Filter the lines below, copying only those with the string "template".

Data items:
-- Start --

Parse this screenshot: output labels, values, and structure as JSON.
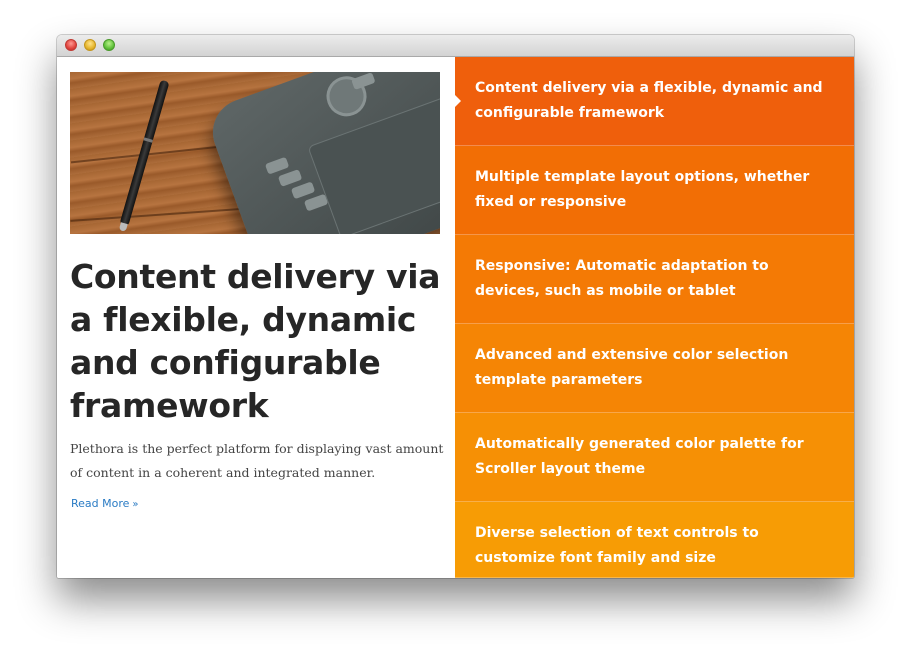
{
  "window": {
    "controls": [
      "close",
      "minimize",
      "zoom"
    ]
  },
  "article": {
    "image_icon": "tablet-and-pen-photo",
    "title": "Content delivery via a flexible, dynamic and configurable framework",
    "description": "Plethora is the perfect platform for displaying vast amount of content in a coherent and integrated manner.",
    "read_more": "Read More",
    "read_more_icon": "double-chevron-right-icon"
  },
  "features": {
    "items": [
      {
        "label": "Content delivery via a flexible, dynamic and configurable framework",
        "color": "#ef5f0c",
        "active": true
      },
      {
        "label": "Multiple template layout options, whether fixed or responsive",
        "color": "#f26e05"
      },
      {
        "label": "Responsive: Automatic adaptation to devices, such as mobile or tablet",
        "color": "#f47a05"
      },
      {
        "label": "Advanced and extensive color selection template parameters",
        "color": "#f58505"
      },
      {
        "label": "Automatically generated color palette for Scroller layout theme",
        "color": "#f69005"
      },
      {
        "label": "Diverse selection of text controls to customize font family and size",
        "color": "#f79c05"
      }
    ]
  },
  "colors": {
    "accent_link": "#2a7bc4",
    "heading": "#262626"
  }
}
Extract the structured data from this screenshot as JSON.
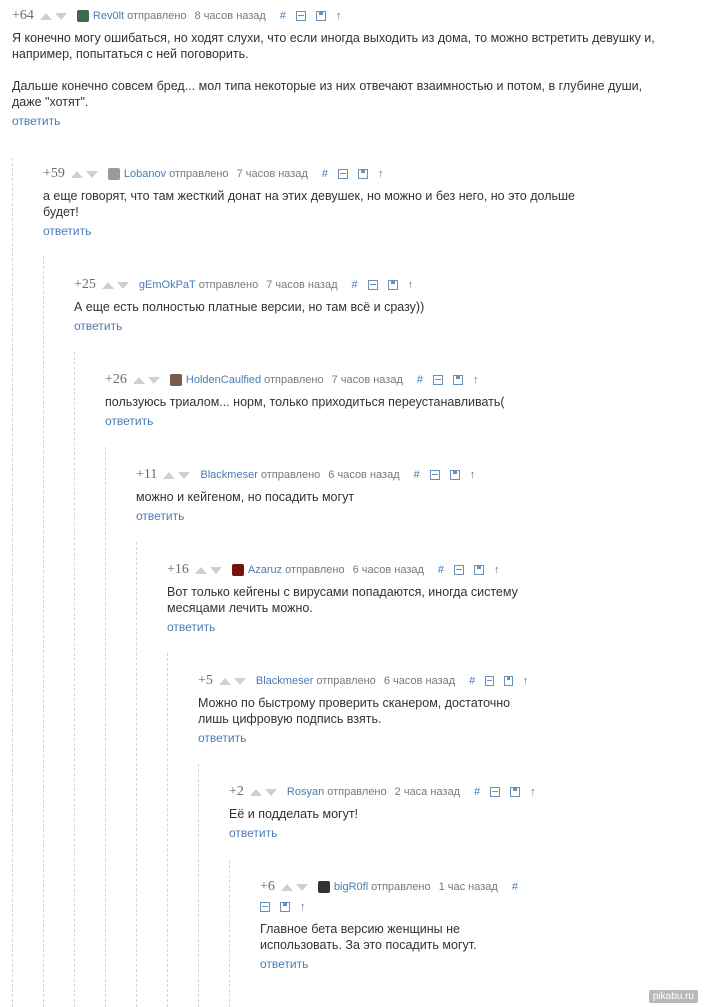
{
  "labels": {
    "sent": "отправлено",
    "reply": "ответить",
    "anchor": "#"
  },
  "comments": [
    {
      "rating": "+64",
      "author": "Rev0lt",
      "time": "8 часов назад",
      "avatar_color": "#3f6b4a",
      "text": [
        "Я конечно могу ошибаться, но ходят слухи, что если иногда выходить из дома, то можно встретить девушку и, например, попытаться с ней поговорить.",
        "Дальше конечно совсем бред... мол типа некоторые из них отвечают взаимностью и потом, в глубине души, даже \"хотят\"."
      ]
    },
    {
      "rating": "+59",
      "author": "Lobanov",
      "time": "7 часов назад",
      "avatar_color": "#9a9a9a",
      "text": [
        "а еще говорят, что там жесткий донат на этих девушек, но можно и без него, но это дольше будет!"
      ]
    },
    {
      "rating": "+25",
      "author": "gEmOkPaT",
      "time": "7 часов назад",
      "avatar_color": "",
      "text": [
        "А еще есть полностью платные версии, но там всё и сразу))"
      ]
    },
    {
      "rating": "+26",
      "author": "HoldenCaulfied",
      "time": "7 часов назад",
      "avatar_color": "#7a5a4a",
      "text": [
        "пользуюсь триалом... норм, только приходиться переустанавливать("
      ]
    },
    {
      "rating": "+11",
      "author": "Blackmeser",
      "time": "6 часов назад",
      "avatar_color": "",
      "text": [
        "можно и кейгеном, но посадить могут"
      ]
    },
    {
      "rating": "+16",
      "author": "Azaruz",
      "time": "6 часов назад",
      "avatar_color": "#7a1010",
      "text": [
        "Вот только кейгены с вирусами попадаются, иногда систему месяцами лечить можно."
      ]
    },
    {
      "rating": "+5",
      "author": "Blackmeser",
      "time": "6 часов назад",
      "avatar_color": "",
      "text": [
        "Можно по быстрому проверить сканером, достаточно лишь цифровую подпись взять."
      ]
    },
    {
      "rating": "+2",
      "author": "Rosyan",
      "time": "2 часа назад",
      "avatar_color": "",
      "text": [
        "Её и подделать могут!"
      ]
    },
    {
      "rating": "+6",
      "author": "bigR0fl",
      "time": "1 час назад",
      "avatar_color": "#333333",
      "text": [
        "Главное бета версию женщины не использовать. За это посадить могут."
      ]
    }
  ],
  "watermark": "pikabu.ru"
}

-- End --
-- Start --

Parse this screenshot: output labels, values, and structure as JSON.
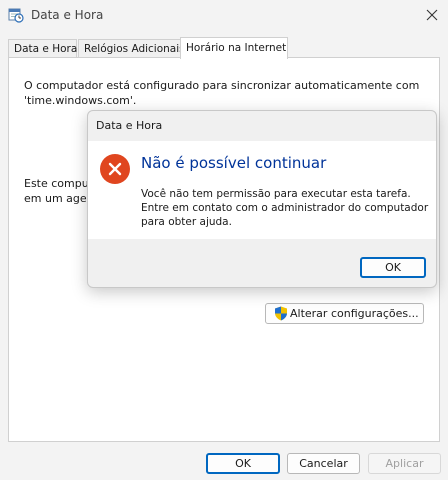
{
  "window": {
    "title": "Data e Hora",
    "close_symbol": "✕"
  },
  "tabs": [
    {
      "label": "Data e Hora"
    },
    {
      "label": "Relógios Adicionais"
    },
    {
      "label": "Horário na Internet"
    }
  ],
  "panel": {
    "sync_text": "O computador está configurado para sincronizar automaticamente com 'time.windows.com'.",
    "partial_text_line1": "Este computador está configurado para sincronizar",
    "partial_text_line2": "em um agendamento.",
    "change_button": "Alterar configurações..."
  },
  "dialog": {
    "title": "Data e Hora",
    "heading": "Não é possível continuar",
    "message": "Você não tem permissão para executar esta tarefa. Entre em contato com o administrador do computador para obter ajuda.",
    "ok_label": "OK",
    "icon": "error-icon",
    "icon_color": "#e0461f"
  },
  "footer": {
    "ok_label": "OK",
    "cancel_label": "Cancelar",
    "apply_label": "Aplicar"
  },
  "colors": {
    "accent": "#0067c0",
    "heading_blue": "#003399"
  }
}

-- End --

▶ [EXERCISE OUTPUT]
        "label": "Multiple template layout options, whether fixed or responsive",
        "label": "Advanced and extensive color selection template parameters",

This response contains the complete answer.